WORK TO COMPLETE — Reproduce the material in full, exactly as written.

SUPPLIED DATA —

══════════════════════════════

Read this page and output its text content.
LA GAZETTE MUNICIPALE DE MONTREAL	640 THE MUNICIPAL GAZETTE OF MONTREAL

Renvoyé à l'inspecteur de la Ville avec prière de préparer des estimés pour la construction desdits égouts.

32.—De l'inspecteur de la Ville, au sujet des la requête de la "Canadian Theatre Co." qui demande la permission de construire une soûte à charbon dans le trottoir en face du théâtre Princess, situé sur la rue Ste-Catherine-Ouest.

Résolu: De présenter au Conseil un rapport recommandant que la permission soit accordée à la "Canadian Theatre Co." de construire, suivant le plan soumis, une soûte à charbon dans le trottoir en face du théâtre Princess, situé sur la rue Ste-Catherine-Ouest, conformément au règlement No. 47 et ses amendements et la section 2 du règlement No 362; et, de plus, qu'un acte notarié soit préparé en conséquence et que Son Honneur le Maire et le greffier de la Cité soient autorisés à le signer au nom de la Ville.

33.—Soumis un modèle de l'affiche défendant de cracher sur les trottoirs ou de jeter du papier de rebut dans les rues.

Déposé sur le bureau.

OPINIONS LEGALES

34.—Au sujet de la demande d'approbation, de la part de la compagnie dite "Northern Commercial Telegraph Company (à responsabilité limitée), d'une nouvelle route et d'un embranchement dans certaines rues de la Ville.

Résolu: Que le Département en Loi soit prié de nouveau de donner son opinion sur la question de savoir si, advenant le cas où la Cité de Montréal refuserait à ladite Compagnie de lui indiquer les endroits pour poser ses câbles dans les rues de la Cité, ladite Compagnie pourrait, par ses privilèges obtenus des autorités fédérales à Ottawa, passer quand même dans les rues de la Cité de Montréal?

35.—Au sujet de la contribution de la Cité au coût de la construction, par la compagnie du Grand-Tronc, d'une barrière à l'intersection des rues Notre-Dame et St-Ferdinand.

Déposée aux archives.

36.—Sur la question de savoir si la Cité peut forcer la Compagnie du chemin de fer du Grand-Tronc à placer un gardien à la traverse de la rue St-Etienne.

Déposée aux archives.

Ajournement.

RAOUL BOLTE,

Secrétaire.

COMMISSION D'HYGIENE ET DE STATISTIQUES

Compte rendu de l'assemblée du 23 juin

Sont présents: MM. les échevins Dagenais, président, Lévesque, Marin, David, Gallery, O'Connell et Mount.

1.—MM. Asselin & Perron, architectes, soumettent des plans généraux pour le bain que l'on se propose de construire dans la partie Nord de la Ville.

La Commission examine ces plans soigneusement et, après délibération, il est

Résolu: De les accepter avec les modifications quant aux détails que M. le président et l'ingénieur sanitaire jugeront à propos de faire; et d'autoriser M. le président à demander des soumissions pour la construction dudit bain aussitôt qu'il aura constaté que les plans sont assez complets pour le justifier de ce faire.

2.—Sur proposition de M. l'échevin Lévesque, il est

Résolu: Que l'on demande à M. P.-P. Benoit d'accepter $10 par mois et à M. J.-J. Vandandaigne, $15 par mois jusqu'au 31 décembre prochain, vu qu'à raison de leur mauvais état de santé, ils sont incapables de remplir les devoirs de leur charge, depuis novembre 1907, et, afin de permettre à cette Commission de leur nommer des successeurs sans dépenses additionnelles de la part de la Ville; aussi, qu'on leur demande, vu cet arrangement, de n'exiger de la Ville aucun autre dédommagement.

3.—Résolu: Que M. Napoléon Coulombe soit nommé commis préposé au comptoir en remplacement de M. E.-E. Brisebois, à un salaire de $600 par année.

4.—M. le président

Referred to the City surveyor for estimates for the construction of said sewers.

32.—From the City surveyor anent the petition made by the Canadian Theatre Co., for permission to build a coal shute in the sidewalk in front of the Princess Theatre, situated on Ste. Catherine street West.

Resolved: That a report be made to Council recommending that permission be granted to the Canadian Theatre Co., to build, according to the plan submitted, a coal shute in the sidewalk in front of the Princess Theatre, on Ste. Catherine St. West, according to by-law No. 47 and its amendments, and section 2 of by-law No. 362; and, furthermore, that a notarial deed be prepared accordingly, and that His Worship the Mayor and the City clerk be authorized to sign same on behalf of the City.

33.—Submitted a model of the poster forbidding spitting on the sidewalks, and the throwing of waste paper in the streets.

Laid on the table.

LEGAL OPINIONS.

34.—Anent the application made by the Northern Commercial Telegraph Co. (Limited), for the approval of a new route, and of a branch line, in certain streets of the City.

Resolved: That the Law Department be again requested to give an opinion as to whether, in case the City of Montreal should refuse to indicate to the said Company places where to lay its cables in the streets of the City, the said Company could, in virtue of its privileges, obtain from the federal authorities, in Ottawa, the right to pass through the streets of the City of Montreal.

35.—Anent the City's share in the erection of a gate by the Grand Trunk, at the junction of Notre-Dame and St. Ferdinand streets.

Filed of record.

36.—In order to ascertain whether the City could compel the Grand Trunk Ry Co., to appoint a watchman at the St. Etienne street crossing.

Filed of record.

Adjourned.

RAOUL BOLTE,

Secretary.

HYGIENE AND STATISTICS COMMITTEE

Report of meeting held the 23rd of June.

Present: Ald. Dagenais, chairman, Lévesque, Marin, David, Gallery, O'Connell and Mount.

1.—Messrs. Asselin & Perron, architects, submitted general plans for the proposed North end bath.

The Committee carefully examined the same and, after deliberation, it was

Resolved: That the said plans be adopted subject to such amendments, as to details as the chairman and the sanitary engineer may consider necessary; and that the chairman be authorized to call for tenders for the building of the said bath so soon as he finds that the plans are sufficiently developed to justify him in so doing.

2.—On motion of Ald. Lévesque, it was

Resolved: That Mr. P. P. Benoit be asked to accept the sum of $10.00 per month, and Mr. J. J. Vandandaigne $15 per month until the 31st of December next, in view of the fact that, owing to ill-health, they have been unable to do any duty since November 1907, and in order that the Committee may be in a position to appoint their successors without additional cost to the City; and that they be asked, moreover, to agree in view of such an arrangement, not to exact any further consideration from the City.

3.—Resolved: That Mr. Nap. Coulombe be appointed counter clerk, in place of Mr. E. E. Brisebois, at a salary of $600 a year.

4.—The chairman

══════════════════════════════

SOLVED EXERCISE —
Read this page and output its text content.
LA GAZETTE MUNICIPALE DE MONTREAL	640 THE MUNICIPAL GAZETTE OF MONTREAL

Renvoyé à l'inspecteur de la Ville avec prière de préparer des estimés pour la construction desdits égouts.

32.—De l'inspecteur de la Ville, au sujet des la requête de la "Canadian Theatre Co." qui demande la permission de construire une soûte à charbon dans le trottoir en face du théâtre Princess, situé sur la rue Ste-Catherine-Ouest.

Résolu: De présenter au Conseil un rapport recommandant que la permission soit accordée à la "Canadian Theatre Co." de construire, suivant le plan soumis, une soûte à charbon dans le trottoir en face du théâtre Princess, situé sur la rue Ste-Catherine-Ouest, conformément au règlement No. 47 et ses amendements et la section 2 du règlement No 362; et, de plus, qu'un acte notarié soit préparé en conséquence et que Son Honneur le Maire et le greffier de la Cité soient autorisés à le signer au nom de la Ville.

33.—Soumis un modèle de l'affiche défendant de cracher sur les trottoirs ou de jeter du papier de rebut dans les rues.

Déposé sur le bureau.

OPINIONS LEGALES

34.—Au sujet de la demande d'approbation, de la part de la compagnie dite "Northern Commercial Telegraph Company (à responsabilité limitée), d'une nouvelle route et d'un embranchement dans certaines rues de la Ville.

Résolu: Que le Département en Loi soit prié de nouveau de donner son opinion sur la question de savoir si, advenant le cas où la Cité de Montréal refuserait à ladite Compagnie de lui indiquer les endroits pour poser ses câbles dans les rues de la Cité, ladite Compagnie pourrait, par ses privilèges obtenus des autorités fédérales à Ottawa, passer quand même dans les rues de la Cité de Montréal?

35.—Au sujet de la contribution de la Cité au coût de la construction, par la compagnie du Grand-Tronc, d'une barrière à l'intersection des rues Notre-Dame et St-Ferdinand.

Déposée aux archives.

36.—Sur la question de savoir si la Cité peut forcer la Compagnie du chemin de fer du Grand-Tronc à placer un gardien à la traverse de la rue St-Etienne.

Déposée aux archives.

Ajournement.

RAOUL BOLTE,

Secrétaire.

COMMISSION D'HYGIENE ET DE STATISTIQUES

Compte rendu de l'assemblée du 23 juin

Sont présents: MM. les échevins Dagenais, président, Lévesque, Marin, David, Gallery, O'Connell et Mount.

1.—MM. Asselin & Perron, architectes, soumettent des plans généraux pour le bain que l'on se propose de construire dans la partie Nord de la Ville.

La Commission examine ces plans soigneusement et, après délibération, il est

Résolu: De les accepter avec les modifications quant aux détails que M. le président et l'ingénieur sanitaire jugeront à propos de faire; et d'autoriser M. le président à demander des soumissions pour la construction dudit bain aussitôt qu'il aura constaté que les plans sont assez complets pour le justifier de ce faire.

2.—Sur proposition de M. l'échevin Lévesque, il est

Résolu: Que l'on demande à M. P.-P. Benoit d'accepter $10 par mois et à M. J.-J. Vandandaigne, $15 par mois jusqu'au 31 décembre prochain, vu qu'à raison de leur mauvais état de santé, ils sont incapables de remplir les devoirs de leur charge, depuis novembre 1907, et, afin de permettre à cette Commission de leur nommer des successeurs sans dépenses additionnelles de la part de la Ville; aussi, qu'on leur demande, vu cet arrangement, de n'exiger de la Ville aucun autre dédommagement.

3.—Résolu: Que M. Napoléon Coulombe soit nommé commis préposé au comptoir en remplacement de M. E.-E. Brisebois, à un salaire de $600 par année.

4.—M. le président

Referred to the City surveyor for estimates for the construction of said sewers.

32.—From the City surveyor anent the petition made by the Canadian Theatre Co., for permission to build a coal shute in the sidewalk in front of the Princess Theatre, situated on Ste. Catherine street West.

Resolved: That a report be made to Council recommending that permission be granted to the Canadian Theatre Co., to build, according to the plan submitted, a coal shute in the sidewalk in front of the Princess Theatre, on Ste. Catherine St. West, according to by-law No. 47 and its amendments, and section 2 of by-law No. 362; and, furthermore, that a notarial deed be prepared accordingly, and that His Worship the Mayor and the City clerk be authorized to sign same on behalf of the City.

33.—Submitted a model of the poster forbidding spitting on the sidewalks, and the throwing of waste paper in the streets.

Laid on the table.

LEGAL OPINIONS.

34.—Anent the application made by the Northern Commercial Telegraph Co. (Limited), for the approval of a new route, and of a branch line, in certain streets of the City.

Resolved: That the Law Department be again requested to give an opinion as to whether, in case the City of Montreal should refuse to indicate to the said Company places where to lay its cables in the streets of the City, the said Company could, in virtue of its privileges, obtain from the federal authorities, in Ottawa, the right to pass through the streets of the City of Montreal.

35.—Anent the City's share in the erection of a gate by the Grand Trunk, at the junction of Notre-Dame and St. Ferdinand streets.

Filed of record.

36.—In order to ascertain whether the City could compel the Grand Trunk Ry Co., to appoint a watchman at the St. Etienne street crossing.

Filed of record.

Adjourned.

RAOUL BOLTE,

Secretary.

HYGIENE AND STATISTICS COMMITTEE

Report of meeting held the 23rd of June.

Present: Ald. Dagenais, chairman, Lévesque, Marin, David, Gallery, O'Connell and Mount.

1.—Messrs. Asselin & Perron, architects, submitted general plans for the proposed North end bath.

The Committee carefully examined the same and, after deliberation, it was

Resolved: That the said plans be adopted subject to such amendments, as to details as the chairman and the sanitary engineer may consider necessary; and that the chairman be authorized to call for tenders for the building of the said bath so soon as he finds that the plans are sufficiently developed to justify him in so doing.

2.—On motion of Ald. Lévesque, it was

Resolved: That Mr. P. P. Benoit be asked to accept the sum of $10.00 per month, and Mr. J. J. Vandandaigne $15 per month until the 31st of December next, in view of the fact that, owing to ill-health, they have been unable to do any duty since November 1907, and in order that the Committee may be in a position to appoint their successors without additional cost to the City; and that they be asked, moreover, to agree in view of such an arrangement, not to exact any further consideration from the City.

3.—Resolved: That Mr. Nap. Coulombe be appointed counter clerk, in place of Mr. E. E. Brisebois, at a salary of $600 a year.

4.—The chairman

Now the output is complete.